**EXERCISE MATERIALS**
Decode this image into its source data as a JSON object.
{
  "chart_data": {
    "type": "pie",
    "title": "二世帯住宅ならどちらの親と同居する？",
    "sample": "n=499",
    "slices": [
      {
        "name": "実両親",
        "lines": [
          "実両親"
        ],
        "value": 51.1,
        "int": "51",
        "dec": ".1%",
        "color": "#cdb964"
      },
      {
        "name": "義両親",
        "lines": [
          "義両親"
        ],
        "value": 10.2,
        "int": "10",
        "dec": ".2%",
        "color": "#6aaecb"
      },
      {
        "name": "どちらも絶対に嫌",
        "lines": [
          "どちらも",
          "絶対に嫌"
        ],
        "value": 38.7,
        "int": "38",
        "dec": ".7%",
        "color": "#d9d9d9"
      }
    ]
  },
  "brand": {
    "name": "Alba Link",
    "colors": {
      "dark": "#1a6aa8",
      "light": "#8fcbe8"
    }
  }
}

**AIM**
Copy out the full listing exactly.

**ANSWER TO THE EXERCISE**
Decode this image into its source data as a JSON object.
{
  "chart_data": {
    "type": "pie",
    "title": "二世帯住宅ならどちらの親と同居する？",
    "sample": "n=499",
    "slices": [
      {
        "name": "実両親",
        "lines": [
          "実両親"
        ],
        "value": 51.1,
        "int": "51",
        "dec": ".1%",
        "color": "#cdb964"
      },
      {
        "name": "義両親",
        "lines": [
          "義両親"
        ],
        "value": 10.2,
        "int": "10",
        "dec": ".2%",
        "color": "#6aaecb"
      },
      {
        "name": "どちらも絶対に嫌",
        "lines": [
          "どちらも",
          "絶対に嫌"
        ],
        "value": 38.7,
        "int": "38",
        "dec": ".7%",
        "color": "#d9d9d9"
      }
    ]
  },
  "brand": {
    "name": "Alba Link",
    "colors": {
      "dark": "#1a6aa8",
      "light": "#8fcbe8"
    }
  }
}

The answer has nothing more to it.